# START OF DATA LISTING
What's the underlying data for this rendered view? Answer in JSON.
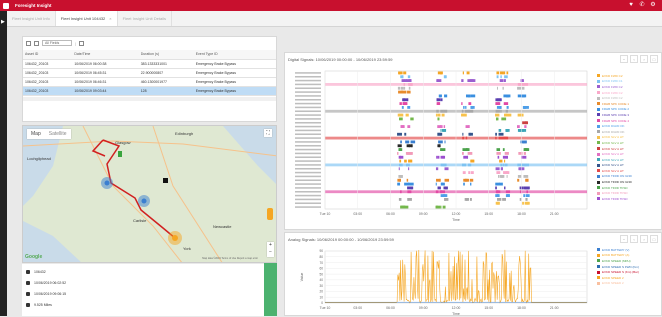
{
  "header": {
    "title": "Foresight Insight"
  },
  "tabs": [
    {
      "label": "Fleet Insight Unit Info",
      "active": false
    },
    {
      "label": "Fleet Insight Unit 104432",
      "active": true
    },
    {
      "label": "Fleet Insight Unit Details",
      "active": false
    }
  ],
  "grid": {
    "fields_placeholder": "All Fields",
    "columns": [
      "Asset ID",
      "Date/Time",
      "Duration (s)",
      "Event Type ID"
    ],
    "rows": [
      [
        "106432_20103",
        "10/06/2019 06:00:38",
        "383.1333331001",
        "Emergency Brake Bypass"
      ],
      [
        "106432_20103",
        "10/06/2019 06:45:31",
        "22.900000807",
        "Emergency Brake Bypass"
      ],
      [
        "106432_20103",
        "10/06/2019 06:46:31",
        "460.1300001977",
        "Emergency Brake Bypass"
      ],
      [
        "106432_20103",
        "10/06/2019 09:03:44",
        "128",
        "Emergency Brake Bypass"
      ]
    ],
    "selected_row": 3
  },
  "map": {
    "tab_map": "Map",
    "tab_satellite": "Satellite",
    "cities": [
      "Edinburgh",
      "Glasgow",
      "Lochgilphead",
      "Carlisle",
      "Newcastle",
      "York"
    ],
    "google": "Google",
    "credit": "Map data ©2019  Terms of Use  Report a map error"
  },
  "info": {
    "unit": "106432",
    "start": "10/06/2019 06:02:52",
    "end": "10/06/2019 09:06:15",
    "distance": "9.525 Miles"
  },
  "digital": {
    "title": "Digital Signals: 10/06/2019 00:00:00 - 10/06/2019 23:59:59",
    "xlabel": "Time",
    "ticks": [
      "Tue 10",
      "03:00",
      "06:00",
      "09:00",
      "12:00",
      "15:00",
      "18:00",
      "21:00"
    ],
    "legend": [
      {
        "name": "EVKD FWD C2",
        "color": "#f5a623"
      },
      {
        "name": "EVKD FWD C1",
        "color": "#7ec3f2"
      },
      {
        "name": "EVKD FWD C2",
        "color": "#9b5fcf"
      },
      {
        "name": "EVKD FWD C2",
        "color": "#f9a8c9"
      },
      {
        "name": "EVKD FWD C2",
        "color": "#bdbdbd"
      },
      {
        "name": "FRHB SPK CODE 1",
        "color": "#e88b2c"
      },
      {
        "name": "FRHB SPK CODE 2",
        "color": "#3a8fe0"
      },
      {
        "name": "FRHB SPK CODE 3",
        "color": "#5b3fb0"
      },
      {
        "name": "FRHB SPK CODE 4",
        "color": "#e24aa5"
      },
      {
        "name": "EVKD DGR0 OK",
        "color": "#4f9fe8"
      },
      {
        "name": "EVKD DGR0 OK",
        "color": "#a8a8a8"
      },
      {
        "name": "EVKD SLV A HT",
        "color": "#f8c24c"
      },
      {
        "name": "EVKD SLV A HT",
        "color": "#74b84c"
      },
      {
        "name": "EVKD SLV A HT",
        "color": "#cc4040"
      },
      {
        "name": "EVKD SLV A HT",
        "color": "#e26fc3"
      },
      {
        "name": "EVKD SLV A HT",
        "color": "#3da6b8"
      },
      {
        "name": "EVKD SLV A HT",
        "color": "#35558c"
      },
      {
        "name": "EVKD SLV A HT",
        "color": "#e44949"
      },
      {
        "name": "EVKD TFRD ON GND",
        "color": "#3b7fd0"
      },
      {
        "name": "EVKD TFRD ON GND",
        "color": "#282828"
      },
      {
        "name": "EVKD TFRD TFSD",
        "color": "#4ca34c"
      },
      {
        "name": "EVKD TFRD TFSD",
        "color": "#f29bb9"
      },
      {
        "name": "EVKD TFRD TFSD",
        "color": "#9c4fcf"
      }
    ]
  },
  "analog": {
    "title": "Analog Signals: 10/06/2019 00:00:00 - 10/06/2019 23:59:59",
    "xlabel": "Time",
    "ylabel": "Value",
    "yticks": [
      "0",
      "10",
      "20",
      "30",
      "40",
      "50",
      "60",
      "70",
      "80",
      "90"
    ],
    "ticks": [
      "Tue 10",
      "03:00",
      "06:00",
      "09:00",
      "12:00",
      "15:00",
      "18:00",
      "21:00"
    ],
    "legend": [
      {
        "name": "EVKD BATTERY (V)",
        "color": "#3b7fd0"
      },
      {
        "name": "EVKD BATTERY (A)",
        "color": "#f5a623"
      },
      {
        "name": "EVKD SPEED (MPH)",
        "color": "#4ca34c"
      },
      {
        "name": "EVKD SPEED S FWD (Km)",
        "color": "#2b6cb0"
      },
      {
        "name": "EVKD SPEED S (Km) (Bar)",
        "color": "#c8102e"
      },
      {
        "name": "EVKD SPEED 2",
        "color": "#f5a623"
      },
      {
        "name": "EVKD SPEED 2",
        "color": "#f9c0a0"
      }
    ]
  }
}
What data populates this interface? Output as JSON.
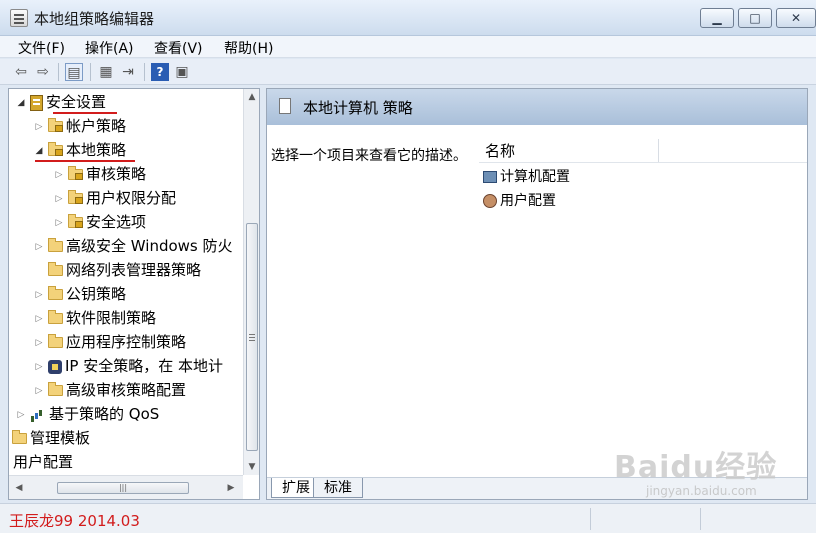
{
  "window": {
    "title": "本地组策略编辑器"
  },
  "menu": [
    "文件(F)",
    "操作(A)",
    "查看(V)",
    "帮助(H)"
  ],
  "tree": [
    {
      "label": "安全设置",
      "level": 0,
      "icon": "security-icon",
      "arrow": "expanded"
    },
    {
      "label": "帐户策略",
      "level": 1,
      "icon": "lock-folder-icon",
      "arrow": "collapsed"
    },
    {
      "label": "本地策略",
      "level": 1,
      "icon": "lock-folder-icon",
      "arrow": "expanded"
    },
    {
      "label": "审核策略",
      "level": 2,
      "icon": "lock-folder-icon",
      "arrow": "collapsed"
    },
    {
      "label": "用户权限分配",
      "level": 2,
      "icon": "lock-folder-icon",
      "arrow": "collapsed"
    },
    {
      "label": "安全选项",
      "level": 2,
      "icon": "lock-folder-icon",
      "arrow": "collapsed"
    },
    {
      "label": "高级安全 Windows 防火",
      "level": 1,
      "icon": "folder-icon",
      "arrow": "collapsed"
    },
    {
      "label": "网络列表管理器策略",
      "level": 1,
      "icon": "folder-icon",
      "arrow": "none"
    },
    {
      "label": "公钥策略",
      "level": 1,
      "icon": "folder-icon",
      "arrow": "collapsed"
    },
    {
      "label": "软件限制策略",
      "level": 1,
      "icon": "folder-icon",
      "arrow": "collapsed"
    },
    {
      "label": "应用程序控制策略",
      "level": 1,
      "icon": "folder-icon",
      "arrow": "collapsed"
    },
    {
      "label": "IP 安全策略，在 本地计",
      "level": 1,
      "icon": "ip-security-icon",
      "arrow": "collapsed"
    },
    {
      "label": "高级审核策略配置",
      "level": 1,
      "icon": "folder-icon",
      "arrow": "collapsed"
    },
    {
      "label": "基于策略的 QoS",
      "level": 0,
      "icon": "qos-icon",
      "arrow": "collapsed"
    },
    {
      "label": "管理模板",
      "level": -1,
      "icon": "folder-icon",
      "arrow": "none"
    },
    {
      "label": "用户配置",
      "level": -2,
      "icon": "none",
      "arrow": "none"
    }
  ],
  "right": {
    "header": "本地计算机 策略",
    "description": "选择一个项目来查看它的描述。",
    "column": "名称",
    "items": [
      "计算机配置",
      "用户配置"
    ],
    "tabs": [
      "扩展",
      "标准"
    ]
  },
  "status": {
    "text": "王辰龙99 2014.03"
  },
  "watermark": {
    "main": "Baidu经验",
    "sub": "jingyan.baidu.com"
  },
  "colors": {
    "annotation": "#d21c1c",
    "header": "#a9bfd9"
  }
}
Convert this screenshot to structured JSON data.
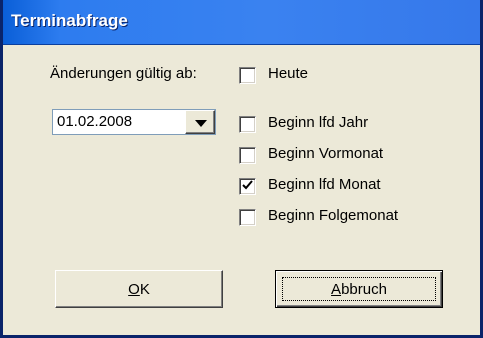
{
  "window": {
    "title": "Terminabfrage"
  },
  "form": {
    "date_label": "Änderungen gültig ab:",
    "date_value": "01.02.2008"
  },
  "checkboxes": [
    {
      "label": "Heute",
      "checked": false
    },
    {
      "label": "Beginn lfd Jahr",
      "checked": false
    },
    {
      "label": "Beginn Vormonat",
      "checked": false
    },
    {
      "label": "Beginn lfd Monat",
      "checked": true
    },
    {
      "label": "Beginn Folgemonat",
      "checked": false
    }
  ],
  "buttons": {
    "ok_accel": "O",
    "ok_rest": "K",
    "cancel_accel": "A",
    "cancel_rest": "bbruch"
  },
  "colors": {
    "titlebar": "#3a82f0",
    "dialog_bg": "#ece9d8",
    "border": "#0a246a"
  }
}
# END OF DATA LISTING
● THE REQUEST
Identify lines with the string "BATTERY". Copy each one.

● OUTPUT FOR THIS EXERCISE
        "name": "EVKD BATTERY (V)",
        "name": "EVKD BATTERY (A)",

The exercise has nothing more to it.